Janello Torriani :
le génie des engrenages

Bien que moins connu que Léonard de Vinci, il est un inventeur tout aussi surprenant.

À tel point qu’au XVIe siècle, en Espagne, l’empereur Charles Quint le fait venir auprès de lui pour le nommer horloger personnel, créateur d’automates.

En 1556, l’homme le plus puissant du monde abdique. Charles Quint, maître d’un « empire sur lequel le soleil ne se couche pas », abandonne ses charges du Vieux et du Nouveau Monde à son fils Philippe II et se retire dans un monastère en Estremadure, à San Yuste, en Espagne.

• **Consigne**:
Dans le texte sur Janello Torriani, recopiez le passage qui va de « En 1556, l’homme » jusqu'à « Yuste, en Espagne. ». Remplacez-y « monastère » par « couvent ».

• **Jeu de données**:
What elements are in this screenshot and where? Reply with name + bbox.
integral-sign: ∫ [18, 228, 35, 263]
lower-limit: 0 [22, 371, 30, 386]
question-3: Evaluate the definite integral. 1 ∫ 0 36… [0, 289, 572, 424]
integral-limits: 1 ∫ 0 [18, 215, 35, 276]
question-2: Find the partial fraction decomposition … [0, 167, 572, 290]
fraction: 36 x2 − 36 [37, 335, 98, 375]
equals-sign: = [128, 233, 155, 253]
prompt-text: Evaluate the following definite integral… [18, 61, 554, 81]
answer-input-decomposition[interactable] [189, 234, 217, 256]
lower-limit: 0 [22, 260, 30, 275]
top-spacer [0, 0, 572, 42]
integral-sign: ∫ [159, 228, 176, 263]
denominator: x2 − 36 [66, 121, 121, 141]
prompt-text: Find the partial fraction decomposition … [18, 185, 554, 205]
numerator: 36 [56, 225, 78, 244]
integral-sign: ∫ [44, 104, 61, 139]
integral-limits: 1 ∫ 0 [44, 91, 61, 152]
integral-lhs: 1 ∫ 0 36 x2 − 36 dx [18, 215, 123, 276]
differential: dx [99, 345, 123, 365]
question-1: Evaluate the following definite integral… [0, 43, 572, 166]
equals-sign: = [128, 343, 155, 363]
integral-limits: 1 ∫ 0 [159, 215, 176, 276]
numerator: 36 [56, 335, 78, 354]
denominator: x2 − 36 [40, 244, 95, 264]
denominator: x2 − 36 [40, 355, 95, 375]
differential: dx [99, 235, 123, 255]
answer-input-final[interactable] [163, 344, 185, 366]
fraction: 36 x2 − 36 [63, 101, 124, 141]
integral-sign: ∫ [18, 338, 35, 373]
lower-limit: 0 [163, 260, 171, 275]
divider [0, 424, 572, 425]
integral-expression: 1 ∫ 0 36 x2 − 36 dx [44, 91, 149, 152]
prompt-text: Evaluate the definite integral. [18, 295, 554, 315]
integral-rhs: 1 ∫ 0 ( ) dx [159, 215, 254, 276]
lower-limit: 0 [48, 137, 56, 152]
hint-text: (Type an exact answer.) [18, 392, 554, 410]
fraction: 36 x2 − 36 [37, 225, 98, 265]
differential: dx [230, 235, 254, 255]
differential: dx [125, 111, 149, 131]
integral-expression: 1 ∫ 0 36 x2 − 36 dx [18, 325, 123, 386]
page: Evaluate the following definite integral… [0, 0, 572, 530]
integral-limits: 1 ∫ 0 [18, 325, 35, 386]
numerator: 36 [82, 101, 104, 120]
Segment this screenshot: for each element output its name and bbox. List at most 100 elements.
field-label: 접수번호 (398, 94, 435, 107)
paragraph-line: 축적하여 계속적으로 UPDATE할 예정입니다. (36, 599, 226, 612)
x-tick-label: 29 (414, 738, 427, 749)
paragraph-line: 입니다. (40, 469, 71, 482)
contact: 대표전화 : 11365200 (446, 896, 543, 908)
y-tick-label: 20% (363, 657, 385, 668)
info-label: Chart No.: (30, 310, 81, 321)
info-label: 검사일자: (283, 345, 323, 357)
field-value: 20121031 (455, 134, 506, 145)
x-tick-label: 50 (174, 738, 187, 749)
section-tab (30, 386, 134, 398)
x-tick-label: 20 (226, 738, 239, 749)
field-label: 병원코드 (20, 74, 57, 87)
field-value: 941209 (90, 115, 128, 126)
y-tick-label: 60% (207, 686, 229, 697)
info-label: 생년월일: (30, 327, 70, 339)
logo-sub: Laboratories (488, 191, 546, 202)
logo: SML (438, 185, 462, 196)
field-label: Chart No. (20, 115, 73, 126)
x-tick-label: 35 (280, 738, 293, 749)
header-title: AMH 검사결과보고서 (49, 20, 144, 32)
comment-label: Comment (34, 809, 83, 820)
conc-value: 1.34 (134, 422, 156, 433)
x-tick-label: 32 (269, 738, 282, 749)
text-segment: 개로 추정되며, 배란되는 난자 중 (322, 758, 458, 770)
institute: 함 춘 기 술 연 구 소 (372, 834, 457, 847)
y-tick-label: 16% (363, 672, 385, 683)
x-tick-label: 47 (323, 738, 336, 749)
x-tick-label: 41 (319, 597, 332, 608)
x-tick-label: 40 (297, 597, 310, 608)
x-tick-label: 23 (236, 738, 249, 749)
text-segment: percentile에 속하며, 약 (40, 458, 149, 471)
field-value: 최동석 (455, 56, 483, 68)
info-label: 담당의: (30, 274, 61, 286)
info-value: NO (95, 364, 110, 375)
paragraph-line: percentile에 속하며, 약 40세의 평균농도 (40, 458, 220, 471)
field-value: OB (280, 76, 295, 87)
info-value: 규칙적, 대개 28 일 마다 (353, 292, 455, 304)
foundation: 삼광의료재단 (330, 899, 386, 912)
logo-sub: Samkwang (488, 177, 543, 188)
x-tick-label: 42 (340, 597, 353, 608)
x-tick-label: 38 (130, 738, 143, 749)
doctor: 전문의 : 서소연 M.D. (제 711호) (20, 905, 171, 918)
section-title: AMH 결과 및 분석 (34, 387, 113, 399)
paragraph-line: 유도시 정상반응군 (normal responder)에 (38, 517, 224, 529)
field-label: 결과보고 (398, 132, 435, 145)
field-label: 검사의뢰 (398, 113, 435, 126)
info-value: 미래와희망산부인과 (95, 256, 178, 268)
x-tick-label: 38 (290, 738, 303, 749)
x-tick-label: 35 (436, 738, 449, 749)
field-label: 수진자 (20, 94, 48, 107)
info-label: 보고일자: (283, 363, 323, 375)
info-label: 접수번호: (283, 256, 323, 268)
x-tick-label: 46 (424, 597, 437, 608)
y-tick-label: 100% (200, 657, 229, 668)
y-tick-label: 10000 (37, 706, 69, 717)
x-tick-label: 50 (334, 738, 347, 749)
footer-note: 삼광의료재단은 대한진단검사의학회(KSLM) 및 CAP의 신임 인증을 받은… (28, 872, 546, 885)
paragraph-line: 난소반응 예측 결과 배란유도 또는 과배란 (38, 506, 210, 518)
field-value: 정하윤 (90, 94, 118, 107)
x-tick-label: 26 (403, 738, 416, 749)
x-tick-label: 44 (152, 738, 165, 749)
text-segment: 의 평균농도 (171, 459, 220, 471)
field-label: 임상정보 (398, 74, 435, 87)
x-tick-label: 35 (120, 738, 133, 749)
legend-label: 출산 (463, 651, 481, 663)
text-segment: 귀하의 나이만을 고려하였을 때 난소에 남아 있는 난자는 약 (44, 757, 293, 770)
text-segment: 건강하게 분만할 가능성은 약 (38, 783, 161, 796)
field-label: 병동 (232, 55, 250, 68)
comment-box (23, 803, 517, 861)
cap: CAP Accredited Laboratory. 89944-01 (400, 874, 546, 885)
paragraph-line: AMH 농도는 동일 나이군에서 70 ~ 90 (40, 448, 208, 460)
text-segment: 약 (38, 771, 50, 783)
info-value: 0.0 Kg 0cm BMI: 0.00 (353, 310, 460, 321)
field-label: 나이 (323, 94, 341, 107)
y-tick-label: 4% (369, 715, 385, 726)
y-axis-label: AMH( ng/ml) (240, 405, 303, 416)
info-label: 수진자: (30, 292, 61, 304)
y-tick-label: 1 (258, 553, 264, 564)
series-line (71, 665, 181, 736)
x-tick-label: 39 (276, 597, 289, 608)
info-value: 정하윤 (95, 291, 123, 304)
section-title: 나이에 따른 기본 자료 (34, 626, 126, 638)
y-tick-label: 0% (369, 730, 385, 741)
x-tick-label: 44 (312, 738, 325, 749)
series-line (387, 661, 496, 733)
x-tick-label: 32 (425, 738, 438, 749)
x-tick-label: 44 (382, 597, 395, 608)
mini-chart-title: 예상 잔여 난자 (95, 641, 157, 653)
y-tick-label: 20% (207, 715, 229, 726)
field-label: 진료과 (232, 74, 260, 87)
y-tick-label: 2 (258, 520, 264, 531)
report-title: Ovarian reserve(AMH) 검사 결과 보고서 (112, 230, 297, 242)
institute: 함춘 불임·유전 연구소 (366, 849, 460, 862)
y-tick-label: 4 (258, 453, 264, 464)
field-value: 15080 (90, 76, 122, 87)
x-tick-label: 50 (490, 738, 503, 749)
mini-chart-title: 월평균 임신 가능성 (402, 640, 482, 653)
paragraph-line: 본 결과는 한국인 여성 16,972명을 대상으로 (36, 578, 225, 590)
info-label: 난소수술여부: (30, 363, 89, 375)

• **Réponse attendue**:
En 1556, l’homme le plus puissant du monde abdique. Charles Quint, maître d’un « empire sur lequel le soleil ne se couche pas », abandonne ses charges du Vieux et du Nouveau Monde à son fils Philippe II et se retire dans un couvent en Estremadure, à San Yuste, en Espagne.